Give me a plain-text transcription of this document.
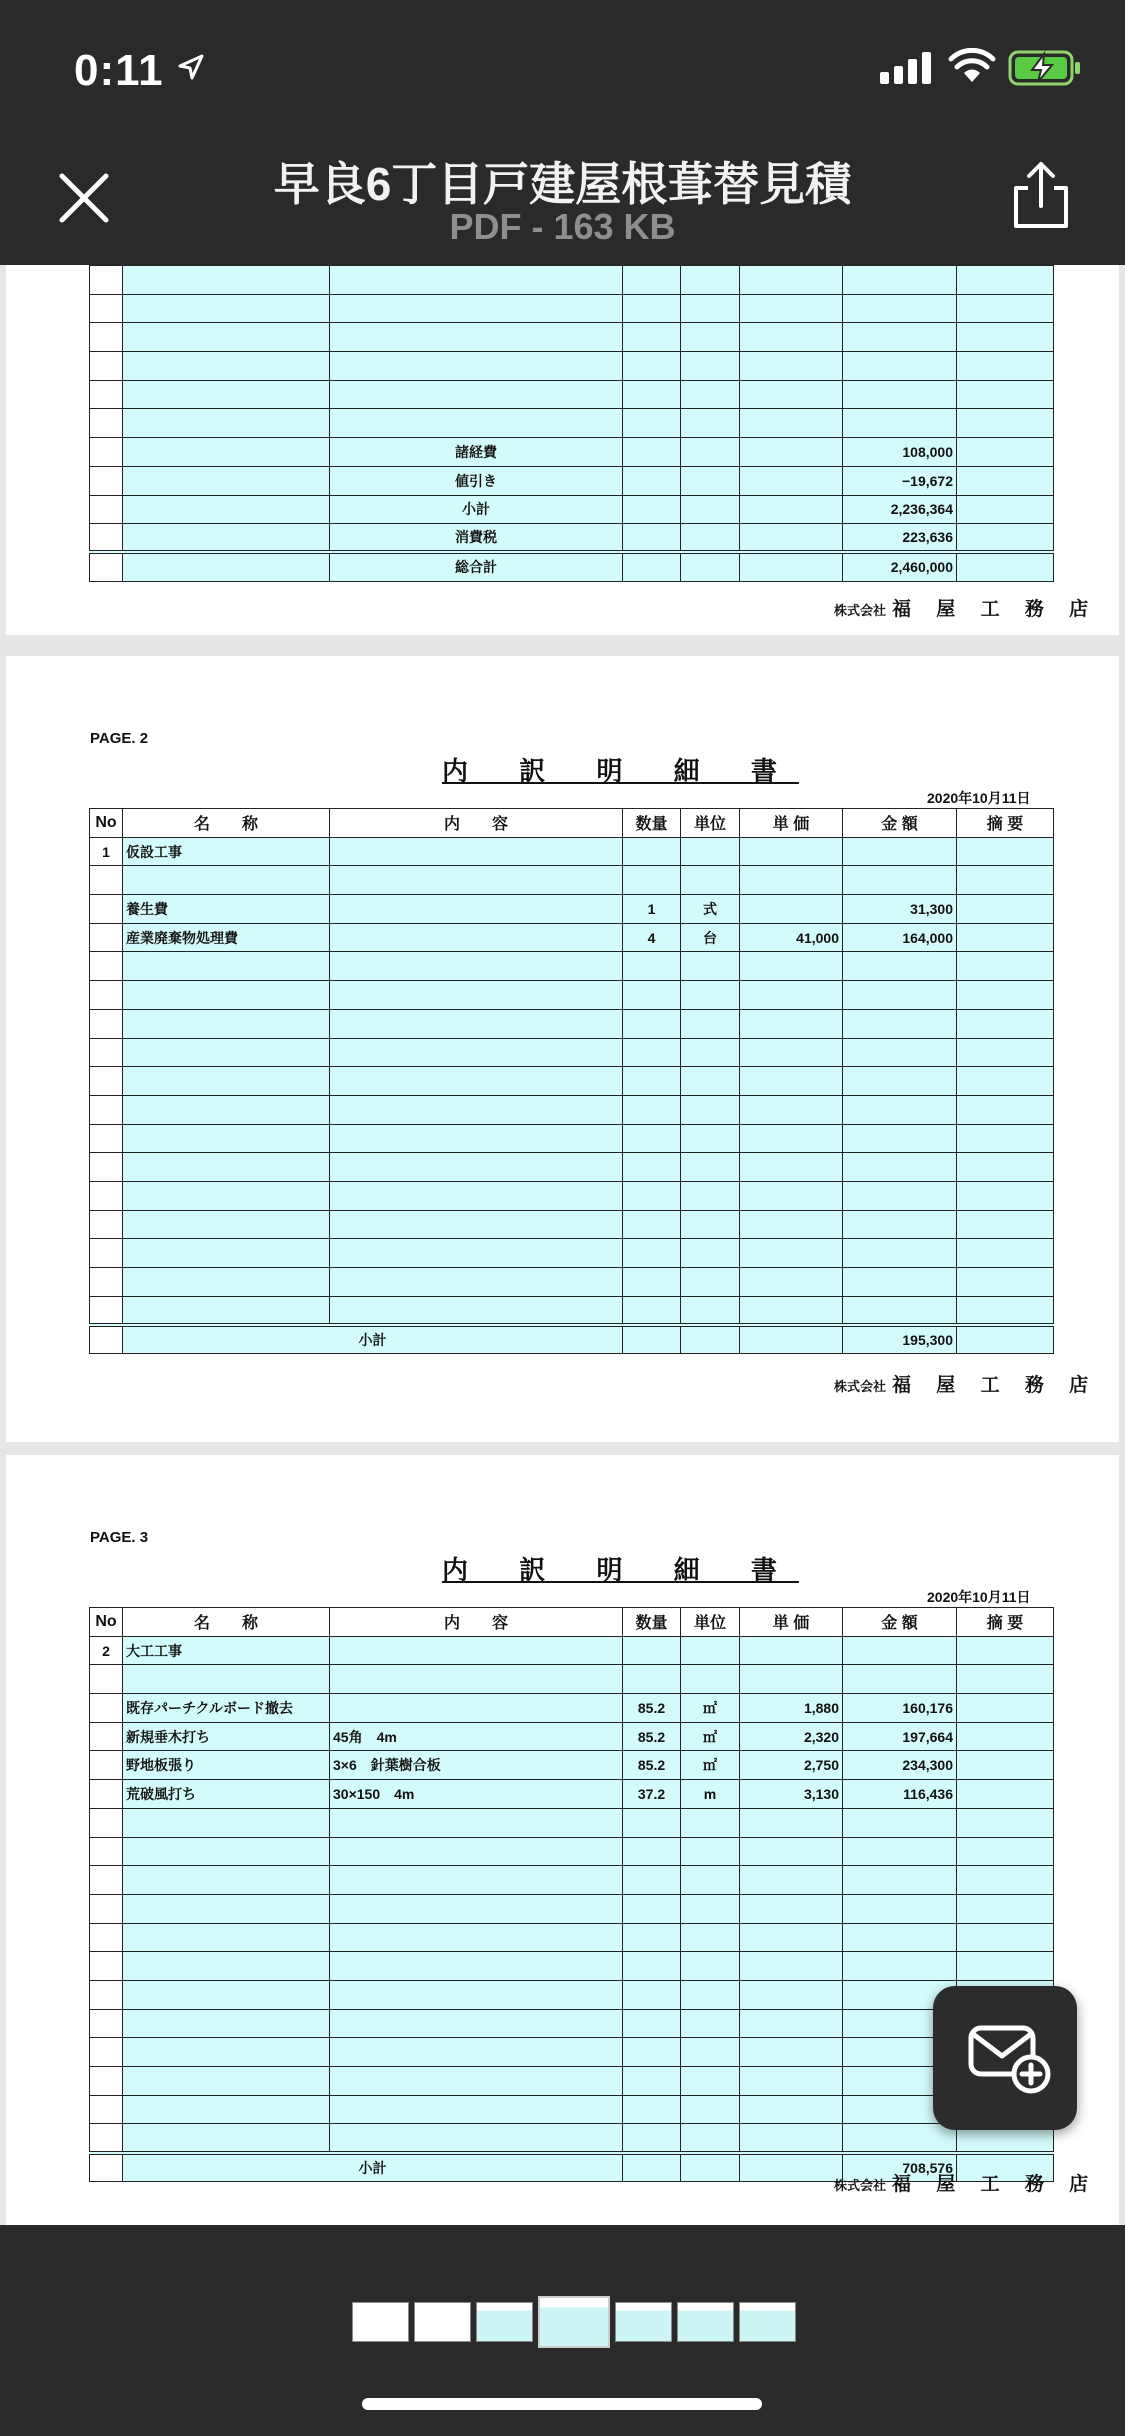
0:11
早良6丁目戸建屋根葺替見積
PDF - 163 KB

		諸経費				108,000	
		値引き				−19,672	
		小計				2,236,364	
		消費税				223,636	
		総合計				2,460,000	
株式会社 福 屋 工 務 店
PAGE. 2
内 訳 明 細 書
2020年10月11日
No	名　　称	内　　容	数量	単位	単 価	金 額	摘 要
1	仮設工事						

	養生費		1	式		31,300	
	産業廃棄物処理費		4	台	41,000	164,000	

	小計					195,300	
株式会社 福 屋 工 務 店
PAGE. 3
内 訳 明 細 書
2020年10月11日
No	名　　称	内　　容	数量	単位	単 価	金 額	摘 要
2	大工工事						

	既存パーチクルボード撤去		85.2	㎡	1,880	160,176	
	新規垂木打ち	45角　4m	85.2	㎡	2,320	197,664	
	野地板張り	3×6　針葉樹合板	85.2	㎡	2,750	234,300	
	荒破風打ち	30×150　4m	37.2	m	3,130	116,436	

	小計					708,576	
株式会社 福 屋 工 務 店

What to work on: Without the pictures, restate each entry exactly.

Response below:
Give me a plain-text transcription of this document.
0:11
早良6丁目戸建屋根葺替見積
PDF - 163 KB

		諸経費				108,000	
		値引き				−19,672	
		小計				2,236,364	
		消費税				223,636	
		総合計				2,460,000	
株式会社 福 屋 工 務 店
PAGE. 2
内 訳 明 細 書
2020年10月11日
No	名　　称	内　　容	数量	単位	単 価	金 額	摘 要
1	仮設工事						

	養生費		1	式		31,300	
	産業廃棄物処理費		4	台	41,000	164,000	

	小計					195,300	
株式会社 福 屋 工 務 店
PAGE. 3
内 訳 明 細 書
2020年10月11日
No	名　　称	内　　容	数量	単位	単 価	金 額	摘 要
2	大工工事						

	既存パーチクルボード撤去		85.2	㎡	1,880	160,176	
	新規垂木打ち	45角　4m	85.2	㎡	2,320	197,664	
	野地板張り	3×6　針葉樹合板	85.2	㎡	2,750	234,300	
	荒破風打ち	30×150　4m	37.2	m	3,130	116,436	

	小計					708,576	
株式会社 福 屋 工 務 店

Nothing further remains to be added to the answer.